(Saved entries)
..............................
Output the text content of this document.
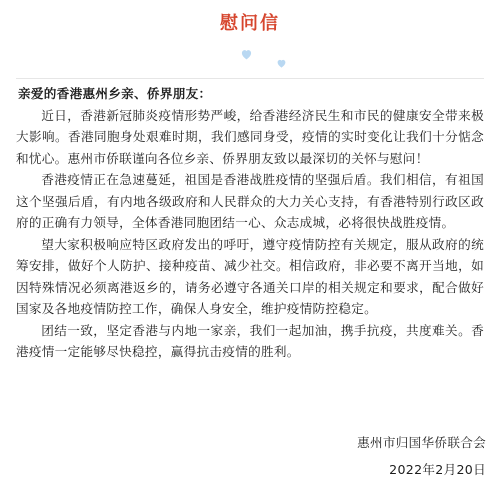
慰问信

亲爱的香港惠州乡亲、侨界朋友：

近日，香港新冠肺炎疫情形势严峻，给香港经济民生和市民的健康安全带来极大影响。香港同胞身处艰难时期，我们感同身受，疫情的实时变化让我们十分惦念和忧心。惠州市侨联谨向各位乡亲、侨界朋友致以最深切的关怀与慰问！

香港疫情正在急速蔓延，祖国是香港战胜疫情的坚强后盾。我们相信，有祖国这个坚强后盾，有内地各级政府和人民群众的大力关心支持，有香港特别行政区政府的正确有力领导，全体香港同胞团结一心、众志成城，必将很快战胜疫情。

望大家积极响应特区政府发出的呼吁，遵守疫情防控有关规定，服从政府的统筹安排，做好个人防护、接种疫苗、减少社交。相信政府，非必要不离开当地，如因特殊情况必须离港返乡的，请务必遵守各通关口岸的相关规定和要求，配合做好国家及各地疫情防控工作，确保人身安全，维护疫情防控稳定。

团结一致，坚定香港与内地一家亲，我们一起加油，携手抗疫，共度难关。香港疫情一定能够尽快稳控，赢得抗击疫情的胜利。

惠州市归国华侨联合会
2022年2月20日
..............................
*EXERCISE AIM*. Without including the pictures, return each record above exactly as it stands.

*CORRECT OUTPUT*.
Output the text content of this document.
慰问信

亲爱的香港惠州乡亲、侨界朋友：

近日，香港新冠肺炎疫情形势严峻，给香港经济民生和市民的健康安全带来极大影响。香港同胞身处艰难时期，我们感同身受，疫情的实时变化让我们十分惦念和忧心。惠州市侨联谨向各位乡亲、侨界朋友致以最深切的关怀与慰问！

香港疫情正在急速蔓延，祖国是香港战胜疫情的坚强后盾。我们相信，有祖国这个坚强后盾，有内地各级政府和人民群众的大力关心支持，有香港特别行政区政府的正确有力领导，全体香港同胞团结一心、众志成城，必将很快战胜疫情。

望大家积极响应特区政府发出的呼吁，遵守疫情防控有关规定，服从政府的统筹安排，做好个人防护、接种疫苗、减少社交。相信政府，非必要不离开当地，如因特殊情况必须离港返乡的，请务必遵守各通关口岸的相关规定和要求，配合做好国家及各地疫情防控工作，确保人身安全，维护疫情防控稳定。

团结一致，坚定香港与内地一家亲，我们一起加油，携手抗疫，共度难关。香港疫情一定能够尽快稳控，赢得抗击疫情的胜利。

惠州市归国华侨联合会
2022年2月20日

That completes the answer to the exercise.